## Requirement
Note each line where "JSON" appears, and copy it.

[Records about charts and figures]
-------------------------

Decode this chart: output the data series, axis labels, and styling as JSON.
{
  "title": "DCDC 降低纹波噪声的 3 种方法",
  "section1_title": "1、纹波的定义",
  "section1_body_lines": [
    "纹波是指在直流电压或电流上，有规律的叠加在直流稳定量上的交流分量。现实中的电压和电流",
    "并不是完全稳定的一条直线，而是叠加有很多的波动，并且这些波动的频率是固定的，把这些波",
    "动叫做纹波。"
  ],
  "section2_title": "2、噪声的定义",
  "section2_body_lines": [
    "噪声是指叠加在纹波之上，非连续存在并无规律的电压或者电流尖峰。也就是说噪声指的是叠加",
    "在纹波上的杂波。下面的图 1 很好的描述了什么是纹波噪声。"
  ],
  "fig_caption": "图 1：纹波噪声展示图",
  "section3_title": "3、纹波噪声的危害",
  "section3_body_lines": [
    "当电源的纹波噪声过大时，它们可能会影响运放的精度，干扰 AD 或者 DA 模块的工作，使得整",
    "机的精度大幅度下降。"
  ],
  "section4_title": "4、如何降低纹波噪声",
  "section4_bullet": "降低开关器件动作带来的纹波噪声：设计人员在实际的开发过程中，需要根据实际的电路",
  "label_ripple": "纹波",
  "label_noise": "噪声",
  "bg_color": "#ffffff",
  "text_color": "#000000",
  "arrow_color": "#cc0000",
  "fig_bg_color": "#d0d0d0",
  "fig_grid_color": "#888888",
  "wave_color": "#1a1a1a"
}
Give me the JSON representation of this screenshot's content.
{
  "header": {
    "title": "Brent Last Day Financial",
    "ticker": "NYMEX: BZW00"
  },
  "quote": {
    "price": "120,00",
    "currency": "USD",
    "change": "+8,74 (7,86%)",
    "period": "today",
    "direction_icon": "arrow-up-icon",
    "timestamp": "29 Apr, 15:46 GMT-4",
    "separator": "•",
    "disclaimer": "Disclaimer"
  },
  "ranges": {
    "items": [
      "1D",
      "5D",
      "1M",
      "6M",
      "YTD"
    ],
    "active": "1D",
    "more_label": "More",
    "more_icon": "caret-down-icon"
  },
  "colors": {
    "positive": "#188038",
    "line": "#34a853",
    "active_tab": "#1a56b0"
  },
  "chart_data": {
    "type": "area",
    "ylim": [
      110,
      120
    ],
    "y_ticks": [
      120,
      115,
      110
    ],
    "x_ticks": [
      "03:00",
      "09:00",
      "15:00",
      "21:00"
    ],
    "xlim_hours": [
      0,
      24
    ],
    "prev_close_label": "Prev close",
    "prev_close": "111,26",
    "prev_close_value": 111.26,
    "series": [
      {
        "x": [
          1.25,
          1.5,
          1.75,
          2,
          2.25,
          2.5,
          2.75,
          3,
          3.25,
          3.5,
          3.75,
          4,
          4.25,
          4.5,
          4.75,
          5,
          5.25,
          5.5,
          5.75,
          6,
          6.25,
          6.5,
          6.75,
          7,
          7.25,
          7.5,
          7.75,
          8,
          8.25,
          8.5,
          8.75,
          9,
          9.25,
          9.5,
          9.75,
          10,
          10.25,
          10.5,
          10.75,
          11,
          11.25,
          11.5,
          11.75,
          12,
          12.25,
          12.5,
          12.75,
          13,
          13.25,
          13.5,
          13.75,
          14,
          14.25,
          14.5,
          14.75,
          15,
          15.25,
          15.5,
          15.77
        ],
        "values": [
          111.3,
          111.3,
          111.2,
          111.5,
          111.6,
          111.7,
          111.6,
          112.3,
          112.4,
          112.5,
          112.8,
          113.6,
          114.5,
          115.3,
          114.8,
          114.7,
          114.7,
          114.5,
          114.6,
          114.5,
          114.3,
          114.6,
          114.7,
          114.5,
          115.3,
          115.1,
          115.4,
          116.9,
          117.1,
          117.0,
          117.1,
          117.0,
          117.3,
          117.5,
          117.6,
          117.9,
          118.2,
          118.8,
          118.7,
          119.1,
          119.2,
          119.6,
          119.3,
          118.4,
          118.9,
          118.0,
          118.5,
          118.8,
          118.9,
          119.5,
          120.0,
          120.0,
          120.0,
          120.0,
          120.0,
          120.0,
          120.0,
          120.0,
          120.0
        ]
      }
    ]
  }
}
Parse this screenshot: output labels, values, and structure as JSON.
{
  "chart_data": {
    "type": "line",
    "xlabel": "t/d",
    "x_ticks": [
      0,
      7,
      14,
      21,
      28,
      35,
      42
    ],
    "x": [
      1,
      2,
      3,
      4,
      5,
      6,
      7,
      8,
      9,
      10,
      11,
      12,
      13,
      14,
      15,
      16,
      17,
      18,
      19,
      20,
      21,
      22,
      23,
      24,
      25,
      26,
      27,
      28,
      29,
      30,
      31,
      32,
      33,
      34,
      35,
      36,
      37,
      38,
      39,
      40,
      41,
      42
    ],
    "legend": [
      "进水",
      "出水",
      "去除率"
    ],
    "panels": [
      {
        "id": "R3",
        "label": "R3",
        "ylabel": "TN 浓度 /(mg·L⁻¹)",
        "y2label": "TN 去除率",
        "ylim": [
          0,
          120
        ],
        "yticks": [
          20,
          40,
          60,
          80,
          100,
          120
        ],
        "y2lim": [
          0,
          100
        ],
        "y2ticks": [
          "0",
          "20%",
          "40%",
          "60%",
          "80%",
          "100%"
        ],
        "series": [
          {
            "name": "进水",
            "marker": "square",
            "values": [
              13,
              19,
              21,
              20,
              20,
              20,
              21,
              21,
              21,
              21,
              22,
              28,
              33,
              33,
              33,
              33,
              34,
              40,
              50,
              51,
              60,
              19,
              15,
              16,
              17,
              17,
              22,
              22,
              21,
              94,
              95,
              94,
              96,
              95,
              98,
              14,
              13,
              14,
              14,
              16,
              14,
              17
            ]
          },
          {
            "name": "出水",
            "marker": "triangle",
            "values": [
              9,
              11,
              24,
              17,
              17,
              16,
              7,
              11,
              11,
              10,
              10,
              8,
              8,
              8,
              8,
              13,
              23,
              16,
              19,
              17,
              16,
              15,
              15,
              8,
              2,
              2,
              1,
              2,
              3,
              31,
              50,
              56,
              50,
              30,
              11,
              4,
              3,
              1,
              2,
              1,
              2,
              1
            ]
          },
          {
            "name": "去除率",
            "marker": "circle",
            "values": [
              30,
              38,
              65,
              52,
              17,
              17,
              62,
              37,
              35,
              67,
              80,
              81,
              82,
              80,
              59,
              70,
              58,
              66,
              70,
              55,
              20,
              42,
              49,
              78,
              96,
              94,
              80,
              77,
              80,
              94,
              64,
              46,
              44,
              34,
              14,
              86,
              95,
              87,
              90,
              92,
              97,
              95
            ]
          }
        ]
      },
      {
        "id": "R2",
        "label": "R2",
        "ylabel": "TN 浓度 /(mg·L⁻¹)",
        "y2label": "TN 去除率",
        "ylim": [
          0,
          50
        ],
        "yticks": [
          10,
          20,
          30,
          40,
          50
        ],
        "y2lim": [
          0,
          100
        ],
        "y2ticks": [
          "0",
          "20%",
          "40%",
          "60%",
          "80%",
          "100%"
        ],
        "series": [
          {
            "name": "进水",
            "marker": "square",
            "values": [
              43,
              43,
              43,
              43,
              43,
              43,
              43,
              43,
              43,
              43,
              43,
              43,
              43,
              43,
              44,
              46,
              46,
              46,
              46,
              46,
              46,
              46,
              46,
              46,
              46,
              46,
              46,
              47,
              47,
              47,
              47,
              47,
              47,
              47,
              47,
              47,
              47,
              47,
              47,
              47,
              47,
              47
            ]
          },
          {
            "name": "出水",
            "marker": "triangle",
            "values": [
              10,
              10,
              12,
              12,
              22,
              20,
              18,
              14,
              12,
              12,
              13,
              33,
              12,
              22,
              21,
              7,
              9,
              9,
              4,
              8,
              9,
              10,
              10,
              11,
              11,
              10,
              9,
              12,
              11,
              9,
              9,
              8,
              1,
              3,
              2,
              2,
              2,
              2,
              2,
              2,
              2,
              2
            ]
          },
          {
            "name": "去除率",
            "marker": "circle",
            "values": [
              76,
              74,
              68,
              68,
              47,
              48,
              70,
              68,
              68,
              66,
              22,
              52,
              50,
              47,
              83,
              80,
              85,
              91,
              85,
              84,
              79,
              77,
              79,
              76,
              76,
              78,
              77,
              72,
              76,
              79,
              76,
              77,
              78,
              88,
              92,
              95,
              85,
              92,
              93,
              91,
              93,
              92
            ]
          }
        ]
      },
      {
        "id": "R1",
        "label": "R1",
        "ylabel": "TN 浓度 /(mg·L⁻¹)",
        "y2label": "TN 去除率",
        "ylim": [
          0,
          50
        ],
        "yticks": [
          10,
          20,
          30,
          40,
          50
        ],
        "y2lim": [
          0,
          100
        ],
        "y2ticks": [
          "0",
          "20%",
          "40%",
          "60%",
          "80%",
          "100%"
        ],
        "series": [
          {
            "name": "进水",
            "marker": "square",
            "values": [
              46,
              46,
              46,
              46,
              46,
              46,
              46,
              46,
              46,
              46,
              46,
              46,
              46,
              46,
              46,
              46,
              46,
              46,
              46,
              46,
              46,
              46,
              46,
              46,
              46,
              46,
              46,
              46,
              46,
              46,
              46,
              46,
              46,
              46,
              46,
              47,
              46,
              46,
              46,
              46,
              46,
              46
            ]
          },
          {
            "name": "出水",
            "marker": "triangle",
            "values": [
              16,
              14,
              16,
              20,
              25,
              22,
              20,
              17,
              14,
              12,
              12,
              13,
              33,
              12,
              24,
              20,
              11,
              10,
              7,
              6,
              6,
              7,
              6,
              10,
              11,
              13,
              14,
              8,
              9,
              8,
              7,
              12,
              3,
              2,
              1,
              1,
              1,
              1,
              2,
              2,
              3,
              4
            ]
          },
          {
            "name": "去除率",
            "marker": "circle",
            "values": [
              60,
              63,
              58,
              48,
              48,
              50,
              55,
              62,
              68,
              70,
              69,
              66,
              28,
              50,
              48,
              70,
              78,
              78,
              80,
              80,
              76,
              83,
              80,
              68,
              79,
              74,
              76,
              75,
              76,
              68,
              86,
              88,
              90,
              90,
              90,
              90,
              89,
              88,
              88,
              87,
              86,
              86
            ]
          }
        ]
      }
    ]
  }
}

-------------------------

## Correct answer
Decode this chart: output the data series, axis labels, and styling as JSON.
Give me the JSON representation of this screenshot's content.
Parse this screenshot: output labels, values, and structure as JSON.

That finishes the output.